WRITTEN PROBLEM » Collect all lines from the records below that include the word "JSON".

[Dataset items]
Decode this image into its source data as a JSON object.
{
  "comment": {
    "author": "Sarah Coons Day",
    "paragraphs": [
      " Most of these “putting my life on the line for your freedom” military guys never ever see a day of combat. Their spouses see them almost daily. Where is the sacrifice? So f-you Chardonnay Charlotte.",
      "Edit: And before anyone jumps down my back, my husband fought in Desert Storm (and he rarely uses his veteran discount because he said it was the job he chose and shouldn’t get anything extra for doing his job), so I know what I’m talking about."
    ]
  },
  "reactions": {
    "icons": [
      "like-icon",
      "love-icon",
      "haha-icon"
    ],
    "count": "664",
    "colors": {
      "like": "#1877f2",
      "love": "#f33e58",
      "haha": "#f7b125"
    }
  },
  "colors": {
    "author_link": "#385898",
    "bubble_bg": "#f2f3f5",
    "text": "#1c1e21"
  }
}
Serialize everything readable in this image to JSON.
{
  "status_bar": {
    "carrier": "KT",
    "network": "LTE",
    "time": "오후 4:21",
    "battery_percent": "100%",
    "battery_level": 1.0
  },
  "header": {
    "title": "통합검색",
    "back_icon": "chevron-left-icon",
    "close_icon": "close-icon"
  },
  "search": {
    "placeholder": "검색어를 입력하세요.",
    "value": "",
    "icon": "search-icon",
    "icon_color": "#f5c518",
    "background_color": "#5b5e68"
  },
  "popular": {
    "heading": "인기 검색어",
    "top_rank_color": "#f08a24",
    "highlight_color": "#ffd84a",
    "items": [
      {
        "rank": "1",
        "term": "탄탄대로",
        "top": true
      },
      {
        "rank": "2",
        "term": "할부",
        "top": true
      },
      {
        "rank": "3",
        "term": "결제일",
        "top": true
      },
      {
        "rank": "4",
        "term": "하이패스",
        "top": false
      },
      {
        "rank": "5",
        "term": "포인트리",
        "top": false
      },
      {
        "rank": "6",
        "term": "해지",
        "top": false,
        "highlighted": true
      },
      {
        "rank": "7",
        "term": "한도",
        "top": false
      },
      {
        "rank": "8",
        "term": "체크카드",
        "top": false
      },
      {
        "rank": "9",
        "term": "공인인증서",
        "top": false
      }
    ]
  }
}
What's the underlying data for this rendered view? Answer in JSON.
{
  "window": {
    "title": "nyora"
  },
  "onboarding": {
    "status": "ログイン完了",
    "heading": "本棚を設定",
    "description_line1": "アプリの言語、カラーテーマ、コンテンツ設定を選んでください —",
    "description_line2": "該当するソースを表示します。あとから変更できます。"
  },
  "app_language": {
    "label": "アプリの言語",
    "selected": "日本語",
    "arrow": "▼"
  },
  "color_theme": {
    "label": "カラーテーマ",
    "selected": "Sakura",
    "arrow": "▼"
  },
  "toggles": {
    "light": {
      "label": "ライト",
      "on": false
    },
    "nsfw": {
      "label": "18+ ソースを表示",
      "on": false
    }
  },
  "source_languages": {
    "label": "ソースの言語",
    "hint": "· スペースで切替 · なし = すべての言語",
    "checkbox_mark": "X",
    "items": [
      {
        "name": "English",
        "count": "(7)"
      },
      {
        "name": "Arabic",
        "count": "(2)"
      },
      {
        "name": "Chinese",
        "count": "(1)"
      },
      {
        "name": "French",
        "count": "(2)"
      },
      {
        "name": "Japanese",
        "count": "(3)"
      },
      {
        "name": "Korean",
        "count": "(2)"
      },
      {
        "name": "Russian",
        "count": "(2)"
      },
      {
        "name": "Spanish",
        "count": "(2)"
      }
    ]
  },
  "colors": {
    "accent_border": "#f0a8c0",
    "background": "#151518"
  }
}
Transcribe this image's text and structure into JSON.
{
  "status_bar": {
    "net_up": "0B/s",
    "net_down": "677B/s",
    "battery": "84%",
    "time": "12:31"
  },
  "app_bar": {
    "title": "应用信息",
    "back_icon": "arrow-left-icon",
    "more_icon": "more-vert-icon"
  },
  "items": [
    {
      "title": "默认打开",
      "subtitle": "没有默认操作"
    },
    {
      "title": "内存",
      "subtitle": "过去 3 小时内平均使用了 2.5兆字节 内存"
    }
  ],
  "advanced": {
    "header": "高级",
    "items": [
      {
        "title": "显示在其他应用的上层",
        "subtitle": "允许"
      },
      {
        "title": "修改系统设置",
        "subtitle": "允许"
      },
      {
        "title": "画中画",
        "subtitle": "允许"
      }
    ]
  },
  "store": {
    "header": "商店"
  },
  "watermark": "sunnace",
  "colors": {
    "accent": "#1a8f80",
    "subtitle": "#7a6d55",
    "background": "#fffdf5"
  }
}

SOLUTION TO THIS PROBLEM »
Decode this image into its source data as a JSON object.
Serialize everything readable in this image to JSON.
What's the underlying data for this rendered view? Answer in JSON.
Transcribe this image's text and structure into JSON.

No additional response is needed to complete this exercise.